**Task directions:** Look for "JSON" in each line of the entries, and return the matching lines.

Figure collection entries:
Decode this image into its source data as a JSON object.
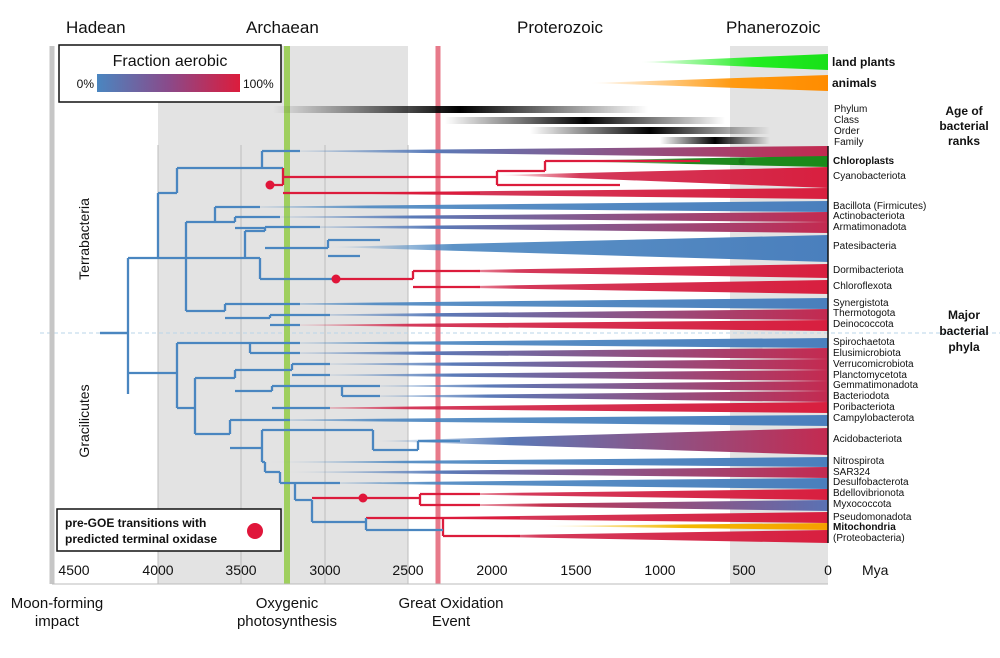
{
  "eons": [
    "Hadean",
    "Archaean",
    "Proterozoic",
    "Phanerozoic"
  ],
  "events": {
    "moon": [
      "Moon-forming",
      "impact"
    ],
    "oxygenic": [
      "Oxygenic",
      "photosynthesis"
    ],
    "goe": [
      "Great Oxidation",
      "Event"
    ]
  },
  "axis": {
    "ticks": [
      "4500",
      "4000",
      "3500",
      "3000",
      "2500",
      "2000",
      "1500",
      "1000",
      "500",
      "0"
    ],
    "unit": "Mya"
  },
  "legend": {
    "title": "Fraction aerobic",
    "min_label": "0%",
    "max_label": "100%",
    "low_color": "#4a86c0",
    "high_color": "#dc1c3c"
  },
  "goe_legend": [
    "pre-GOE transitions with",
    "predicted terminal oxidase"
  ],
  "life": {
    "plants": "land plants",
    "animals": "animals"
  },
  "ranks": [
    "Phylum",
    "Class",
    "Order",
    "Family"
  ],
  "right_labels": {
    "age": [
      "Age of",
      "bacterial",
      "ranks"
    ],
    "major": [
      "Major",
      "bacterial",
      "phyla"
    ]
  },
  "groups": {
    "terra": "Terrabacteria",
    "graci": "Gracilicutes"
  },
  "phyla": [
    {
      "name": "Chloroplasts",
      "special": "green"
    },
    {
      "name": "Cyanobacteriota"
    },
    {
      "name": "Bacillota (Firmicutes)"
    },
    {
      "name": "Actinobacteriota"
    },
    {
      "name": "Armatimonadota"
    },
    {
      "name": "Patesibacteria"
    },
    {
      "name": "Dormibacteriota"
    },
    {
      "name": "Chloroflexota"
    },
    {
      "name": "Synergistota"
    },
    {
      "name": "Thermotogota"
    },
    {
      "name": "Deinococcota"
    },
    {
      "name": "Spirochaetota"
    },
    {
      "name": "Elusimicrobiota"
    },
    {
      "name": "Verrucomicrobiota"
    },
    {
      "name": "Planctomycetota"
    },
    {
      "name": "Gemmatimonadota"
    },
    {
      "name": "Bacteriodota"
    },
    {
      "name": "Poribacteriota"
    },
    {
      "name": "Campylobacterota"
    },
    {
      "name": "Acidobacteriota"
    },
    {
      "name": "Nitrospirota"
    },
    {
      "name": "SAR324"
    },
    {
      "name": "Desulfobacterota"
    },
    {
      "name": "Bdellovibrionota"
    },
    {
      "name": "Myxococcota"
    },
    {
      "name": "Pseudomonadota"
    },
    {
      "name": "Mitochondria",
      "special": "orange"
    },
    {
      "name": "(Proteobacteria)"
    }
  ]
}
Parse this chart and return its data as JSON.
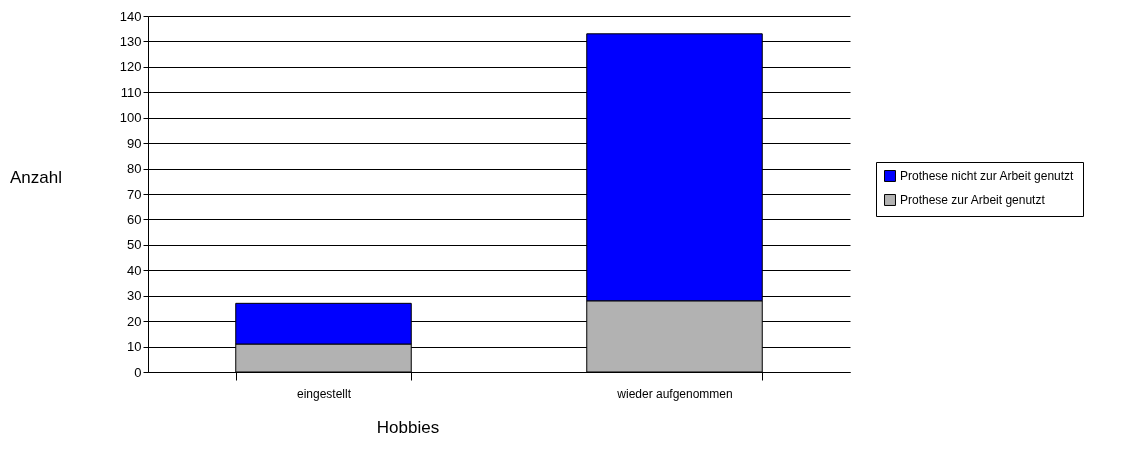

**Answer below:**
Decode this image into its source data as a JSON object.
Parse this chart and return its data as JSON.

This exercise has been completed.